Items from a dataset:
## Start
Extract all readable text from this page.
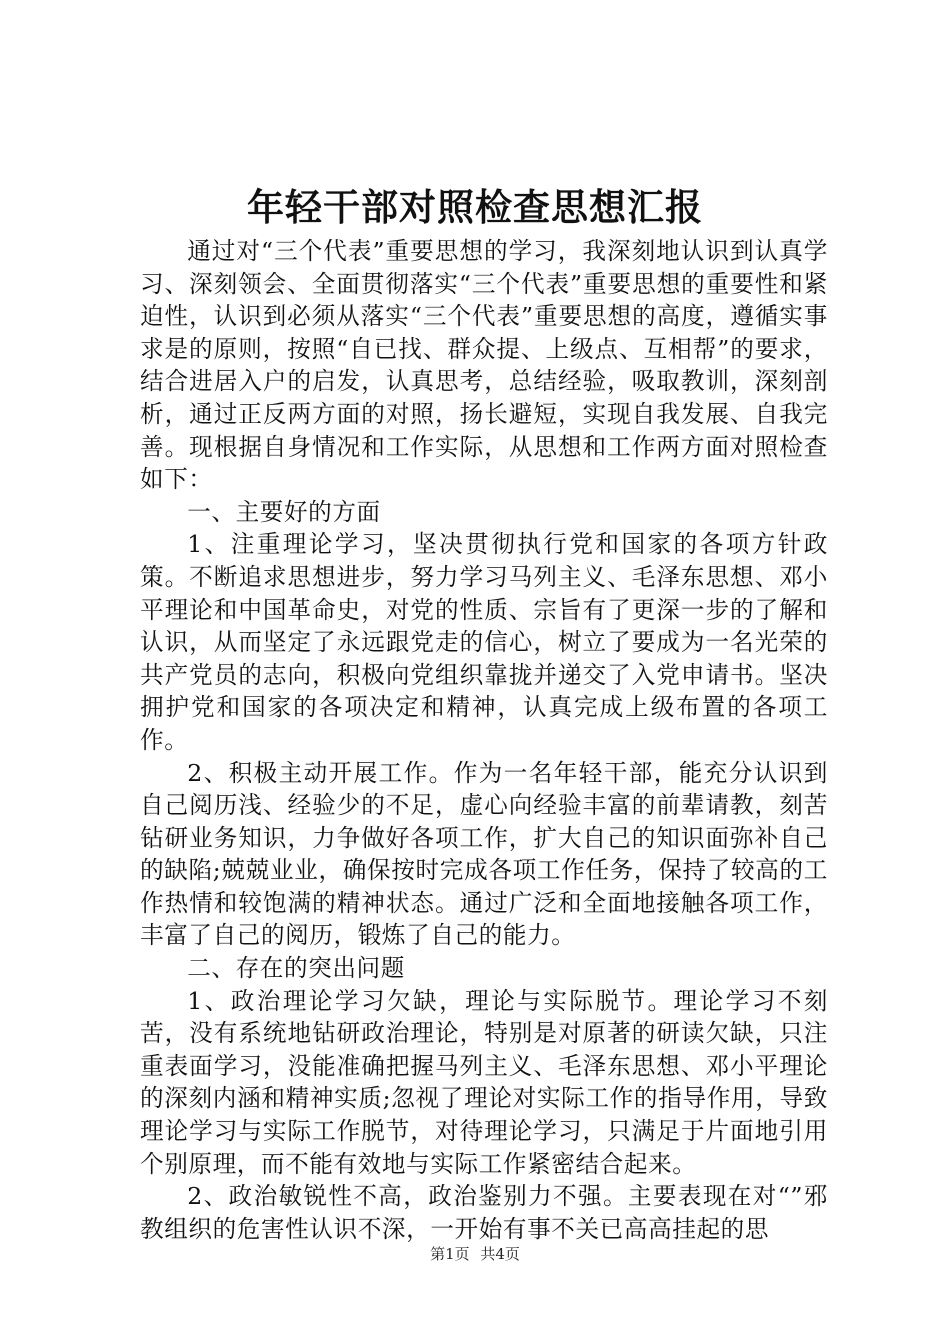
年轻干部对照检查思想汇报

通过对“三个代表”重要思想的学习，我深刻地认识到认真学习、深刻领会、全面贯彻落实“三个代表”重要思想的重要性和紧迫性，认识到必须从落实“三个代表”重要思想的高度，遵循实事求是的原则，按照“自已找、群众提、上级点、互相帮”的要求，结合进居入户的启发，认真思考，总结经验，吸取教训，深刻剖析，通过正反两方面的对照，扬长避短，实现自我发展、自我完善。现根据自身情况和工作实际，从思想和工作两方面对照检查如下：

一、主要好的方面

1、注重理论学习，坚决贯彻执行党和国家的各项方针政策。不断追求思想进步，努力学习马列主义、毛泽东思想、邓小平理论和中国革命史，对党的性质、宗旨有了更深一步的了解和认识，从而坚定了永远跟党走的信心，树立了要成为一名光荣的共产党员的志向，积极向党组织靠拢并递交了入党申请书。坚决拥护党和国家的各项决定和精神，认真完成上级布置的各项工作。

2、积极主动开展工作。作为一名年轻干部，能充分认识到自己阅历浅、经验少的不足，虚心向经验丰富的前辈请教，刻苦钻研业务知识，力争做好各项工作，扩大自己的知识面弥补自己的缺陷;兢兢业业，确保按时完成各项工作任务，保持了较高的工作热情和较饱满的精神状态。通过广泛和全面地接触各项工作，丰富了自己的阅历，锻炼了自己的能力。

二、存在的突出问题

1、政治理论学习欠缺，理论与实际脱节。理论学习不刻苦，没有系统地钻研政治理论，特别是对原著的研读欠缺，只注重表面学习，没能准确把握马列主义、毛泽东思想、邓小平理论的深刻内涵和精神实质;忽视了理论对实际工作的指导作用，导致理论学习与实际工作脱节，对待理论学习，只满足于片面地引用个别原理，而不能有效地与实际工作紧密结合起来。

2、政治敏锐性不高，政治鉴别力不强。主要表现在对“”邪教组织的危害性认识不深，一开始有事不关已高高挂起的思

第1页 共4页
## End
## Start
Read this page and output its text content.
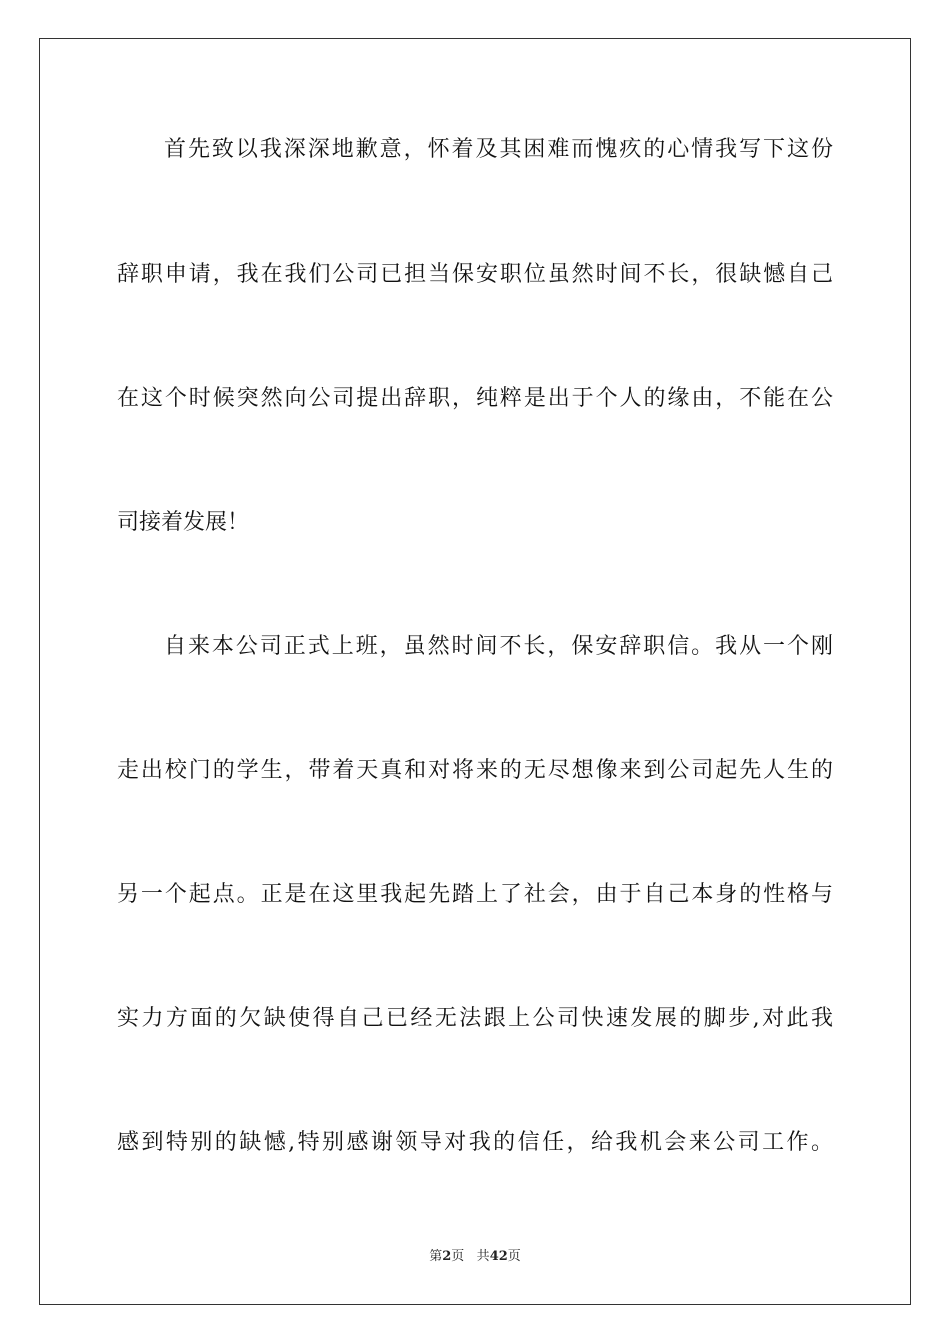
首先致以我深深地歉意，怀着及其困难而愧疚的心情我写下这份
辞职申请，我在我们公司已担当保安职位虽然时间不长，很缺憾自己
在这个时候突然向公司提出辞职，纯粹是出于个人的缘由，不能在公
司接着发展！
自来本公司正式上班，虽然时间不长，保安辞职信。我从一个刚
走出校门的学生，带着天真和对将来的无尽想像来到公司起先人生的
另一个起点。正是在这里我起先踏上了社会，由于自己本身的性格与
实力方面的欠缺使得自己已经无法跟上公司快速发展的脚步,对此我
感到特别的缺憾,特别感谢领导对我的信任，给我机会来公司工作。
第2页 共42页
## End
## Start
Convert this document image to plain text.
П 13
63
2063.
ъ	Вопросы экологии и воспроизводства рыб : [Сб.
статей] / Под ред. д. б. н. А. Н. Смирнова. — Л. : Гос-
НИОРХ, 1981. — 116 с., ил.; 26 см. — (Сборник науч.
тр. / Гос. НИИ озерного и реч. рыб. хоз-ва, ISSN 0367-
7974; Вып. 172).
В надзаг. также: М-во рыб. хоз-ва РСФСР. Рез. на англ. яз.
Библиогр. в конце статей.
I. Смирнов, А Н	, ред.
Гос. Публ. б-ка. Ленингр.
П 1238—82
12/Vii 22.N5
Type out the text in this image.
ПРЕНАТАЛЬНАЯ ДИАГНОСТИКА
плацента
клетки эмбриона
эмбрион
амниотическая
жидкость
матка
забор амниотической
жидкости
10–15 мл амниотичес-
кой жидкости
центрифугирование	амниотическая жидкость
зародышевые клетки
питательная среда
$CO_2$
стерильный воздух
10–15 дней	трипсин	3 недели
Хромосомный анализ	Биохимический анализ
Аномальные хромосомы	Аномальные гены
## End
TASK TO CARRY OUT:
Track down all lines above with the string "статей" and copy them.

FULL SOLUTION:
статей] / Под ред. д. б. н. А. Н. Смирнова. — Л. : Гос-
Библиогр. в конце статей.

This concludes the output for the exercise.